Written exercise: Extract the lines that hold the string "органа".

Data excerpts
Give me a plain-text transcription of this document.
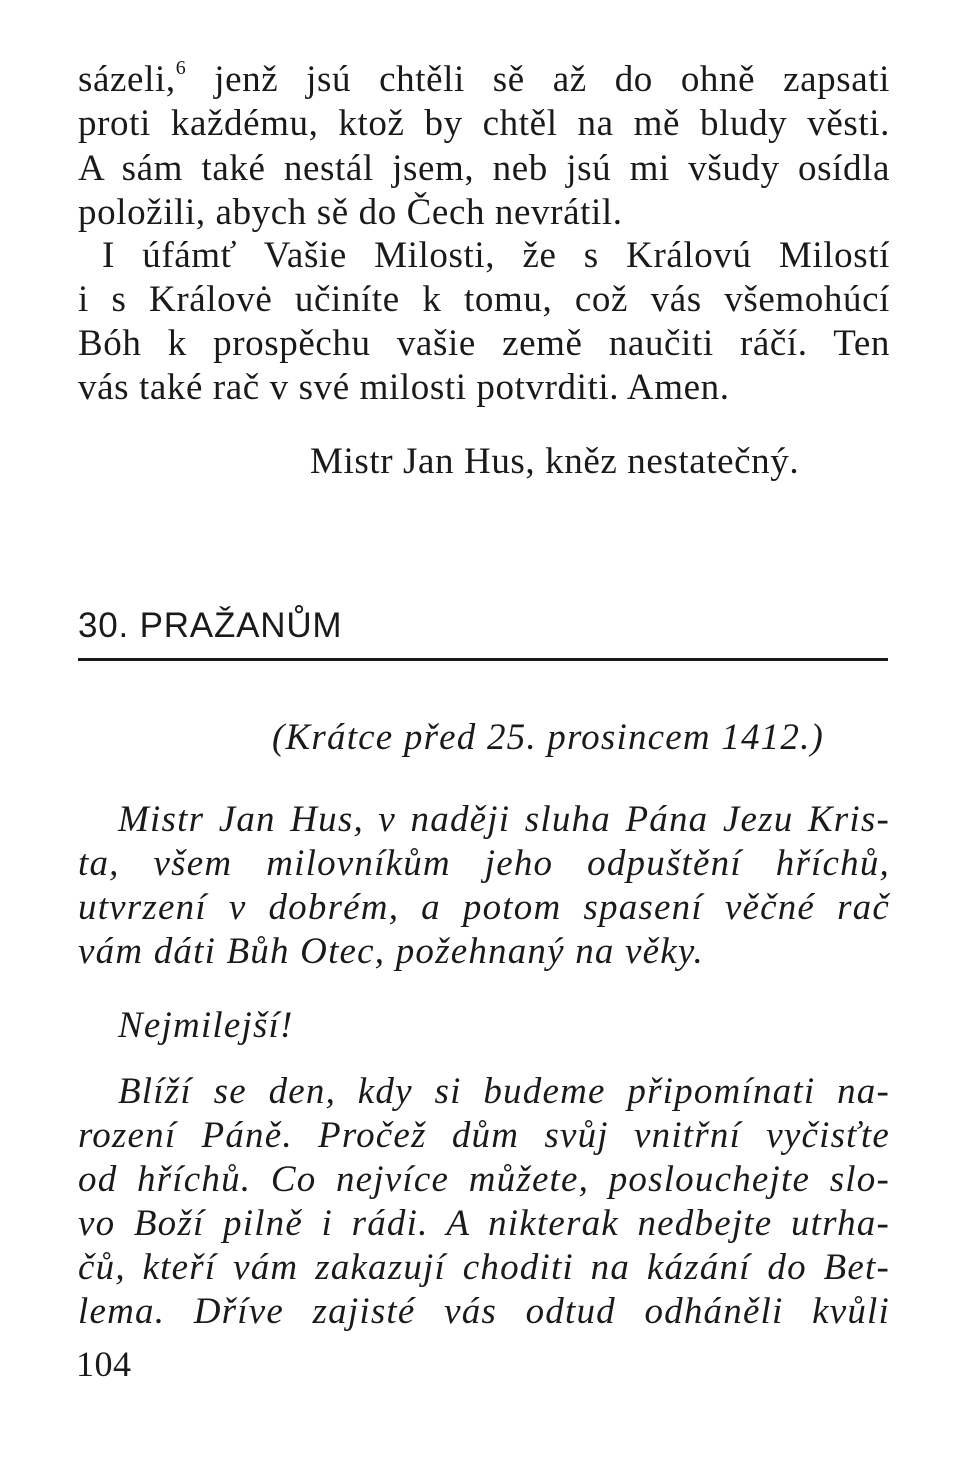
sázeli,$^6$ jenž jsú chtěli sě až do ohně zapsati
proti každému, ktož by chtěl na mě bludy věsti.
A sám také nestál jsem, neb jsú mi všudy osídla
položili, abych sě do Čech nevrátil.
I úfámť Vašie Milosti, že s Královú Milostí
i s Královė učiníte k tomu, což vás všemohúcí
Bóh k prospěchu vašie země naučiti ráčí. Ten
vás také rač v své milosti potvrditi. Amen.
Mistr Jan Hus, kněz nestatečný.
30. PRAŽANŮM
(Krátce před 25. prosincem 1412.)
Mistr Jan Hus, v naději sluha Pána Jezu Kris-
ta, všem milovníkům jeho odpuštění hříchů,
utvrzení v dobrém, a potom spasení věčné rač
vám dáti Bůh Otec, požehnaný na věky.
Nejmilejší!
Blíží se den, kdy si budeme připomínati na-
rození Páně. Pročež dům svůj vnitřní vyčisťte
od hříchů. Co nejvíce můžete, poslouchejte slo-
vo Boží pilně i rádi. A nikterak nedbejte utrha-
čů, kteří vám zakazují choditi na kázání do Bet-
lema. Dříve zajisté vás odtud odháněli kvůli
104
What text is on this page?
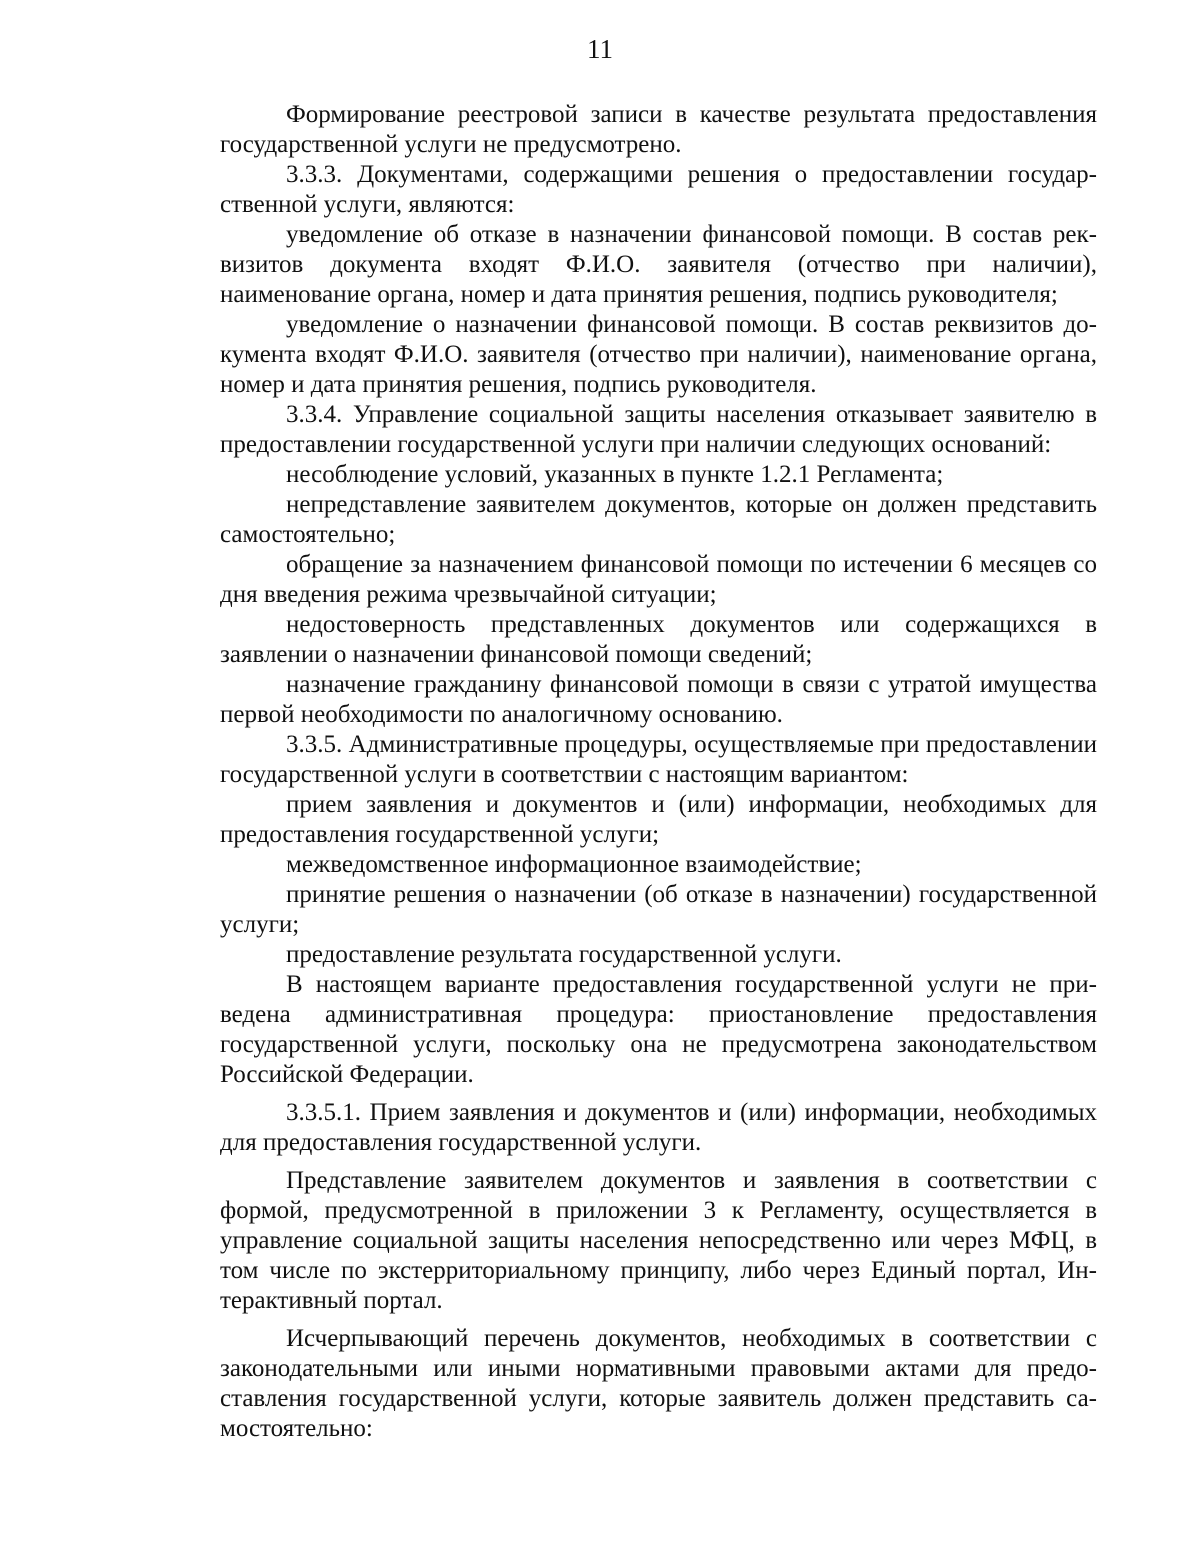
11

Формирование реестровой записи в качестве результата предоставления государственной услуги не предусмотрено.

3.3.3. Документами, содержащими решения о предоставлении государственной услуги, являются:

уведомление об отказе в назначении финансовой помощи. В состав реквизитов документа входят Ф.И.О. заявителя (отчество при наличии), наименование органа, номер и дата принятия решения, подпись руководителя;

уведомление о назначении финансовой помощи. В состав реквизитов документа входят Ф.И.О. заявителя (отчество при наличии), наименование органа, номер и дата принятия решения, подпись руководителя.

3.3.4. Управление социальной защиты населения отказывает заявителю в предоставлении государственной услуги при наличии следующих оснований:

несоблюдение условий, указанных в пункте 1.2.1 Регламента;

непредставление заявителем документов, которые он должен представить самостоятельно;

обращение за назначением финансовой помощи по истечении 6 месяцев со дня введения режима чрезвычайной ситуации;

недостоверность представленных документов или содержащихся в заявлении о назначении финансовой помощи сведений;

назначение гражданину финансовой помощи в связи с утратой имущества первой необходимости по аналогичному основанию.

3.3.5. Административные процедуры, осуществляемые при предоставлении государственной услуги в соответствии с настоящим вариантом:

прием заявления и документов и (или) информации, необходимых для предоставления государственной услуги;

межведомственное информационное взаимодействие;

принятие решения о назначении (об отказе в назначении) государственной услуги;

предоставление результата государственной услуги.

В настоящем варианте предоставления государственной услуги не приведена административная процедура: приостановление предоставления государственной услуги, поскольку она не предусмотрена законодательством Российской Федерации.

3.3.5.1. Прием заявления и документов и (или) информации, необходимых для предоставления государственной услуги.

Представление заявителем документов и заявления в соответствии с формой, предусмотренной в приложении 3 к Регламенту, осуществляется в управление социальной защиты населения непосредственно или через МФЦ, в том числе по экстерриториальному принципу, либо через Единый портал, Интерактивный портал.

Исчерпывающий перечень документов, необходимых в соответствии с законодательными или иными нормативными правовыми актами для предоставления государственной услуги, которые заявитель должен представить самостоятельно:
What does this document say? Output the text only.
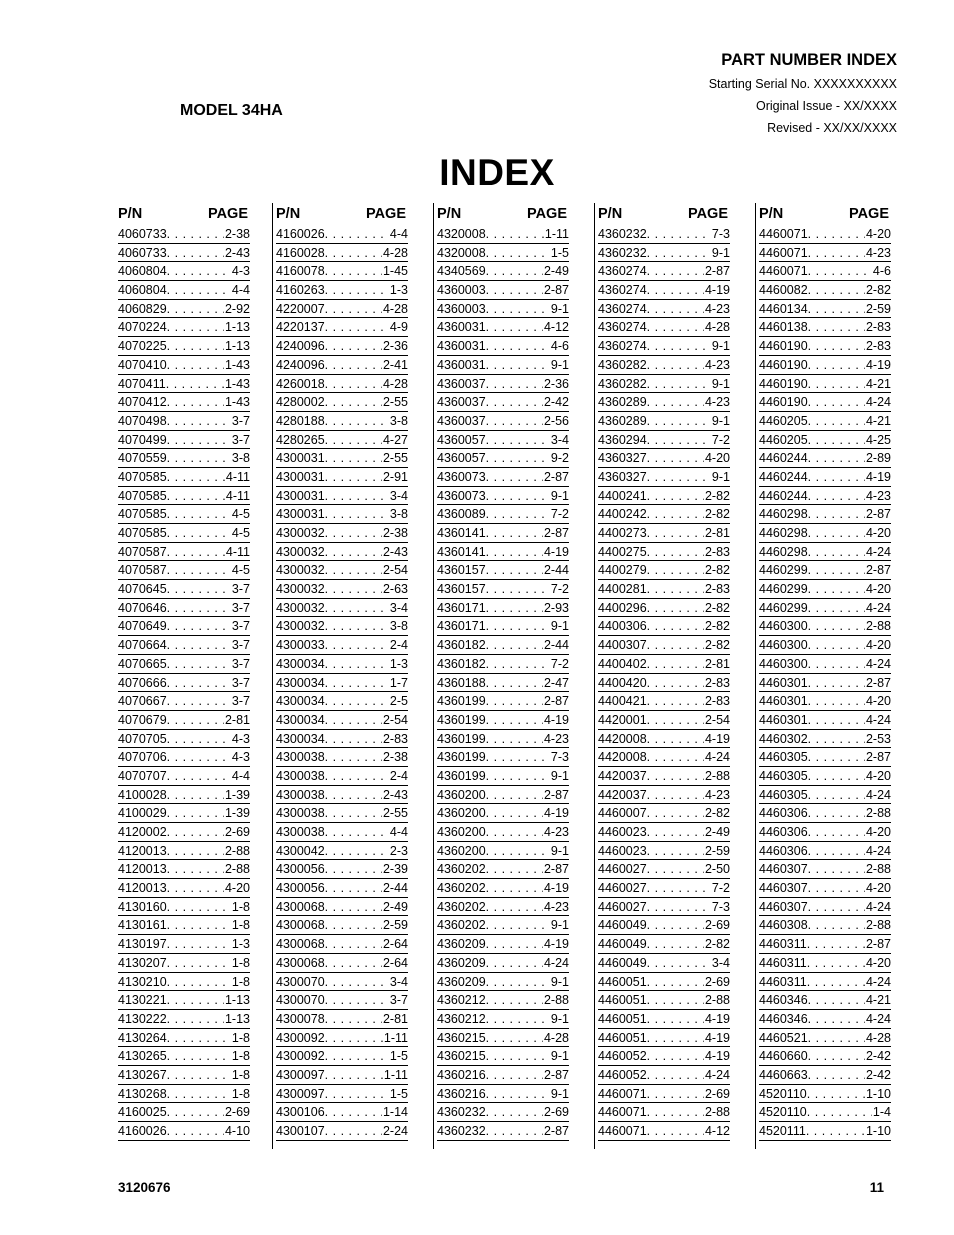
PART NUMBER INDEX
Starting Serial No. XXXXXXXXXX
Original Issue - XX/XXXX
Revised - XX/XX/XXXX
MODEL 34HA
INDEX
P/N	PAGE
4060733 . . .	2-38
4060733 . . .	2-43
4060804 . . .	4-3
4060804 . . .	4-4
4060829 . . .	2-92
4070224 . . .	1-13
4070225 . . .	1-13
4070410 . . .	1-43
4070411 . . .	1-43
4070412 . . .	1-43
4070498 . . .	3-7
4070499 . . .	3-7
4070559 . . .	3-8
4070585 . . .	4-11
4070585 . . .	4-11
4070585 . . .	4-5
4070585 . . .	4-5
4070587 . . .	4-11
4070587 . . .	4-5
4070645 . . .	3-7
4070646 . . .	3-7
4070649 . . .	3-7
4070664 . . .	3-7
4070665 . . .	3-7
4070666 . . .	3-7
4070667 . . .	3-7
4070679 . . .	2-81
4070705 . . .	4-3
4070706 . . .	4-3
4070707 . . .	4-4
4100028 . . .	1-39
4100029 . . .	1-39
4120002 . . .	2-69
4120013 . . .	2-88
4120013 . . .	2-88
4120013 . . .	4-20
4130160 . . .	1-8
4130161 . . .	1-8
4130197 . . .	1-3
4130207 . . .	1-8
4130210 . . .	1-8
4130221 . . .	1-13
4130222 . . .	1-13
4130264 . . .	1-8
4130265 . . .	1-8
4130267 . . .	1-8
4130268 . . .	1-8
4160025 . . .	2-69
4160026 . . .	4-10
P/N	PAGE
4160026 . . .	4-4
4160028 . . .	4-28
4160078 . . .	1-45
4160263 . . .	1-3
4220007 . . .	4-28
4220137 . . .	4-9
4240096 . . .	2-36
4240096 . . .	2-41
4260018 . . .	4-28
4280002 . . .	2-55
4280188 . . .	3-8
4280265 . . .	4-27
4300031 . . .	2-55
4300031 . . .	2-91
4300031 . . .	3-4
4300031 . . .	3-8
4300032 . . .	2-38
4300032 . . .	2-43
4300032 . . .	2-54
4300032 . . .	2-63
4300032 . . .	3-4
4300032 . . .	3-8
4300033 . . .	2-4
4300034 . . .	1-3
4300034 . . .	1-7
4300034 . . .	2-5
4300034 . . .	2-54
4300034 . . .	2-83
4300038 . . .	2-38
4300038 . . .	2-4
4300038 . . .	2-43
4300038 . . .	2-55
4300038 . . .	4-4
4300042 . . .	2-3
4300056 . . .	2-39
4300056 . . .	2-44
4300068 . . .	2-49
4300068 . . .	2-59
4300068 . . .	2-64
4300068 . . .	2-64
4300070 . . .	3-4
4300070 . . .	3-7
4300078 . . .	2-81
4300092 . . .	1-11
4300092 . . .	1-5
4300097 . . .	1-11
4300097 . . .	1-5
4300106 . . .	1-14
4300107 . . .	2-24
P/N	PAGE
4320008 . . .	1-11
4320008 . . .	1-5
4340569 . . .	2-49
4360003 . . .	2-87
4360003 . . .	9-1
4360031 . . .	4-12
4360031 . . .	4-6
4360031 . . .	9-1
4360037 . . .	2-36
4360037 . . .	2-42
4360037 . . .	2-56
4360057 . . .	3-4
4360057 . . .	9-2
4360073 . . .	2-87
4360073 . . .	9-1
4360089 . . .	7-2
4360141 . . .	2-87
4360141 . . .	4-19
4360157 . . .	2-44
4360157 . . .	7-2
4360171 . . .	2-93
4360171 . . .	9-1
4360182 . . .	2-44
4360182 . . .	7-2
4360188 . . .	2-47
4360199 . . .	2-87
4360199 . . .	4-19
4360199 . . .	4-23
4360199 . . .	7-3
4360199 . . .	9-1
4360200 . . .	2-87
4360200 . . .	4-19
4360200 . . .	4-23
4360200 . . .	9-1
4360202 . . .	2-87
4360202 . . .	4-19
4360202 . . .	4-23
4360202 . . .	9-1
4360209 . . .	4-19
4360209 . . .	4-24
4360209 . . .	9-1
4360212 . . .	2-88
4360212 . . .	9-1
4360215 . . .	4-28
4360215 . . .	9-1
4360216 . . .	2-87
4360216 . . .	9-1
4360232 . . .	2-69
4360232 . . .	2-87
P/N	PAGE
4360232 . . .	7-3
4360232 . . .	9-1
4360274 . . .	2-87
4360274 . . .	4-19
4360274 . . .	4-23
4360274 . . .	4-28
4360274 . . .	9-1
4360282 . . .	4-23
4360282 . . .	9-1
4360289 . . .	4-23
4360289 . . .	9-1
4360294 . . .	7-2
4360327 . . .	4-20
4360327 . . .	9-1
4400241 . . .	2-82
4400242 . . .	2-82
4400273 . . .	2-81
4400275 . . .	2-83
4400279 . . .	2-82
4400281 . . .	2-83
4400296 . . .	2-82
4400306 . . .	2-82
4400307 . . .	2-82
4400402 . . .	2-81
4400420 . . .	2-83
4400421 . . .	2-83
4420001 . . .	2-54
4420008 . . .	4-19
4420008 . . .	4-24
4420037 . . .	2-88
4420037 . . .	4-23
4460007 . . .	2-82
4460023 . . .	2-49
4460023 . . .	2-59
4460027 . . .	2-50
4460027 . . .	7-2
4460027 . . .	7-3
4460049 . . .	2-69
4460049 . . .	2-82
4460049 . . .	3-4
4460051 . . .	2-69
4460051 . . .	2-88
4460051 . . .	4-19
4460051 . . .	4-19
4460052 . . .	4-19
4460052 . . .	4-24
4460071 . . .	2-69
4460071 . . .	2-88
4460071 . . .	4-12
P/N	PAGE
4460071 . . .	4-20
4460071 . . .	4-23
4460071 . . .	4-6
4460082 . . .	2-82
4460134 . . .	2-59
4460138 . . .	2-83
4460190 . . .	2-83
4460190 . . .	4-19
4460190 . . .	4-21
4460190 . . .	4-24
4460205 . . .	4-21
4460205 . . .	4-25
4460244 . . .	2-89
4460244 . . .	4-19
4460244 . . .	4-23
4460298 . . .	2-87
4460298 . . .	4-20
4460298 . . .	4-24
4460299 . . .	2-87
4460299 . . .	4-20
4460299 . . .	4-24
4460300 . . .	2-88
4460300 . . .	4-20
4460300 . . .	4-24
4460301 . . .	2-87
4460301 . . .	4-20
4460301 . . .	4-24
4460302 . . .	2-53
4460305 . . .	2-87
4460305 . . .	4-20
4460305 . . .	4-24
4460306 . . .	2-88
4460306 . . .	4-20
4460306 . . .	4-24
4460307 . . .	2-88
4460307 . . .	4-20
4460307 . . .	4-24
4460308 . . .	2-88
4460311 . . .	2-87
4460311 . . .	4-20
4460311 . . .	4-24
4460346 . . .	4-21
4460346 . . .	4-24
4460521 . . .	4-28
4460660 . . .	2-42
4460663 . . .	2-42
4520110 . . .	1-10
4520110 . . .	1-4
4520111 . . .	1-10
3120676	11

The result:
уведомление об отказе в назначении финансовой помощи. В состав реквизитов документа входят Ф.И.О. заявителя (отчество при наличии), наименование органа, номер и дата принятия решения, подпись руководителя;
уведомление о назначении финансовой помощи. В состав реквизитов документа входят Ф.И.О. заявителя (отчество при наличии), наименование органа, номер и дата принятия решения, подпись руководителя.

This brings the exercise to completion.